++++ Data in this exercise ++++
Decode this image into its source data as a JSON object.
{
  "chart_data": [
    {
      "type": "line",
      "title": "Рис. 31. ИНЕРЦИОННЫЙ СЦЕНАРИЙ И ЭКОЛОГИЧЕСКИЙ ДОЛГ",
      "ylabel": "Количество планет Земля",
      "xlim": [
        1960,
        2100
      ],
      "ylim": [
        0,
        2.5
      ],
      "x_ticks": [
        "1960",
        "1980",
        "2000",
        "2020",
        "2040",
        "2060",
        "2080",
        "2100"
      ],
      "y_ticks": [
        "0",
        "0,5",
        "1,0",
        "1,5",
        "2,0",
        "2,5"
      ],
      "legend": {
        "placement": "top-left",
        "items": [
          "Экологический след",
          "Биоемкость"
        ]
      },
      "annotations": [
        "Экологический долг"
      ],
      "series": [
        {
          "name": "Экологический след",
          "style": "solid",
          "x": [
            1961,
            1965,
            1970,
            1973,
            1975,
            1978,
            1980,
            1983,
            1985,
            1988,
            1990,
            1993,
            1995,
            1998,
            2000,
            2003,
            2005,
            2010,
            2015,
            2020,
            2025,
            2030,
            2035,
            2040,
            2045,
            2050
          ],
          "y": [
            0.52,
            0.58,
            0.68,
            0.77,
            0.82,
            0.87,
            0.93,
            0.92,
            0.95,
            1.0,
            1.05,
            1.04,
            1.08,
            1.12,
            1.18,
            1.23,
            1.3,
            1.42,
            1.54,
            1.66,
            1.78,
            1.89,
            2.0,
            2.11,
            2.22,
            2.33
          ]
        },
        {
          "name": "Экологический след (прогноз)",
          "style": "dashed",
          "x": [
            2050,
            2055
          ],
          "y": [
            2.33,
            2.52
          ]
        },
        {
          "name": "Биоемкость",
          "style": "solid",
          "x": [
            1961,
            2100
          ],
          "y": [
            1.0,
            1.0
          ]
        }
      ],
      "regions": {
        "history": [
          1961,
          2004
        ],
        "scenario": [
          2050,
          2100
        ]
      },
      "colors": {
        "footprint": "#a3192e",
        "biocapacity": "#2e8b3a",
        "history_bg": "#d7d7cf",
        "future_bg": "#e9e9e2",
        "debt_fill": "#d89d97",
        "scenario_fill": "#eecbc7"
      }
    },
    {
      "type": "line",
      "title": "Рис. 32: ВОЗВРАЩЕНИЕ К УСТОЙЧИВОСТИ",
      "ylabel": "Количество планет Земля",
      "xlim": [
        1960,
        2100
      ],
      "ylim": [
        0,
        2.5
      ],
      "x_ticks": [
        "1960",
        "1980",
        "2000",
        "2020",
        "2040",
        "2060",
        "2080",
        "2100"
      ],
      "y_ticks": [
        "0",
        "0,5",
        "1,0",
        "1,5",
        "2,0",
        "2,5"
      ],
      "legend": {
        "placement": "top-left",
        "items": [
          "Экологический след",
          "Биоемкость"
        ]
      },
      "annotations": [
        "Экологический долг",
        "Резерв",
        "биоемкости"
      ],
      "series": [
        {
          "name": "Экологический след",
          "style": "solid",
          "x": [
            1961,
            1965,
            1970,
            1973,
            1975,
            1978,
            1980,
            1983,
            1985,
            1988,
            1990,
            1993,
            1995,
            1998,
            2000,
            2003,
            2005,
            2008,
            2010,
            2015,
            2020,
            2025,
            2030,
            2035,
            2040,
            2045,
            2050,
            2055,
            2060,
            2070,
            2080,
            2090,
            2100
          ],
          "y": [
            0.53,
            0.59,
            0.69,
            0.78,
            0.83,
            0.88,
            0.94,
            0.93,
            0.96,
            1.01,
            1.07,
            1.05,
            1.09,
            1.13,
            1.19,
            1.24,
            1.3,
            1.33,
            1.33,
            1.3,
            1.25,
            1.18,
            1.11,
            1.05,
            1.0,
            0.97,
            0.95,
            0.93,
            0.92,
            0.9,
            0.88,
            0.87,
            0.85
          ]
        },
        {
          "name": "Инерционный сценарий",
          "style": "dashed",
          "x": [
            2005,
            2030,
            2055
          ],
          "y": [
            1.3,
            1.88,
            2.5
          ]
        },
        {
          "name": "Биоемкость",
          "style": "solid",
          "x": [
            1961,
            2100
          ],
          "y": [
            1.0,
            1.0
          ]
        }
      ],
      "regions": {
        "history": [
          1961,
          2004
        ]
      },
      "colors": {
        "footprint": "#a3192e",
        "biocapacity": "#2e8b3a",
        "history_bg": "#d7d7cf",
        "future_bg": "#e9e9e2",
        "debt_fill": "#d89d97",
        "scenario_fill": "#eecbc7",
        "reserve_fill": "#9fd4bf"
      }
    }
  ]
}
++++
Return every line exactly.

> **Task solution**:
Decode this image into its source data as a JSON object.
{
  "chart_data": [
    {
      "type": "line",
      "title": "Рис. 31. ИНЕРЦИОННЫЙ СЦЕНАРИЙ И ЭКОЛОГИЧЕСКИЙ ДОЛГ",
      "ylabel": "Количество планет Земля",
      "xlim": [
        1960,
        2100
      ],
      "ylim": [
        0,
        2.5
      ],
      "x_ticks": [
        "1960",
        "1980",
        "2000",
        "2020",
        "2040",
        "2060",
        "2080",
        "2100"
      ],
      "y_ticks": [
        "0",
        "0,5",
        "1,0",
        "1,5",
        "2,0",
        "2,5"
      ],
      "legend": {
        "placement": "top-left",
        "items": [
          "Экологический след",
          "Биоемкость"
        ]
      },
      "annotations": [
        "Экологический долг"
      ],
      "series": [
        {
          "name": "Экологический след",
          "style": "solid",
          "x": [
            1961,
            1965,
            1970,
            1973,
            1975,
            1978,
            1980,
            1983,
            1985,
            1988,
            1990,
            1993,
            1995,
            1998,
            2000,
            2003,
            2005,
            2010,
            2015,
            2020,
            2025,
            2030,
            2035,
            2040,
            2045,
            2050
          ],
          "y": [
            0.52,
            0.58,
            0.68,
            0.77,
            0.82,
            0.87,
            0.93,
            0.92,
            0.95,
            1.0,
            1.05,
            1.04,
            1.08,
            1.12,
            1.18,
            1.23,
            1.3,
            1.42,
            1.54,
            1.66,
            1.78,
            1.89,
            2.0,
            2.11,
            2.22,
            2.33
          ]
        },
        {
          "name": "Экологический след (прогноз)",
          "style": "dashed",
          "x": [
            2050,
            2055
          ],
          "y": [
            2.33,
            2.52
          ]
        },
        {
          "name": "Биоемкость",
          "style": "solid",
          "x": [
            1961,
            2100
          ],
          "y": [
            1.0,
            1.0
          ]
        }
      ],
      "regions": {
        "history": [
          1961,
          2004
        ],
        "scenario": [
          2050,
          2100
        ]
      },
      "colors": {
        "footprint": "#a3192e",
        "biocapacity": "#2e8b3a",
        "history_bg": "#d7d7cf",
        "future_bg": "#e9e9e2",
        "debt_fill": "#d89d97",
        "scenario_fill": "#eecbc7"
      }
    },
    {
      "type": "line",
      "title": "Рис. 32: ВОЗВРАЩЕНИЕ К УСТОЙЧИВОСТИ",
      "ylabel": "Количество планет Земля",
      "xlim": [
        1960,
        2100
      ],
      "ylim": [
        0,
        2.5
      ],
      "x_ticks": [
        "1960",
        "1980",
        "2000",
        "2020",
        "2040",
        "2060",
        "2080",
        "2100"
      ],
      "y_ticks": [
        "0",
        "0,5",
        "1,0",
        "1,5",
        "2,0",
        "2,5"
      ],
      "legend": {
        "placement": "top-left",
        "items": [
          "Экологический след",
          "Биоемкость"
        ]
      },
      "annotations": [
        "Экологический долг",
        "Резерв",
        "биоемкости"
      ],
      "series": [
        {
          "name": "Экологический след",
          "style": "solid",
          "x": [
            1961,
            1965,
            1970,
            1973,
            1975,
            1978,
            1980,
            1983,
            1985,
            1988,
            1990,
            1993,
            1995,
            1998,
            2000,
            2003,
            2005,
            2008,
            2010,
            2015,
            2020,
            2025,
            2030,
            2035,
            2040,
            2045,
            2050,
            2055,
            2060,
            2070,
            2080,
            2090,
            2100
          ],
          "y": [
            0.53,
            0.59,
            0.69,
            0.78,
            0.83,
            0.88,
            0.94,
            0.93,
            0.96,
            1.01,
            1.07,
            1.05,
            1.09,
            1.13,
            1.19,
            1.24,
            1.3,
            1.33,
            1.33,
            1.3,
            1.25,
            1.18,
            1.11,
            1.05,
            1.0,
            0.97,
            0.95,
            0.93,
            0.92,
            0.9,
            0.88,
            0.87,
            0.85
          ]
        },
        {
          "name": "Инерционный сценарий",
          "style": "dashed",
          "x": [
            2005,
            2030,
            2055
          ],
          "y": [
            1.3,
            1.88,
            2.5
          ]
        },
        {
          "name": "Биоемкость",
          "style": "solid",
          "x": [
            1961,
            2100
          ],
          "y": [
            1.0,
            1.0
          ]
        }
      ],
      "regions": {
        "history": [
          1961,
          2004
        ]
      },
      "colors": {
        "footprint": "#a3192e",
        "biocapacity": "#2e8b3a",
        "history_bg": "#d7d7cf",
        "future_bg": "#e9e9e2",
        "debt_fill": "#d89d97",
        "scenario_fill": "#eecbc7",
        "reserve_fill": "#9fd4bf"
      }
    }
  ]
}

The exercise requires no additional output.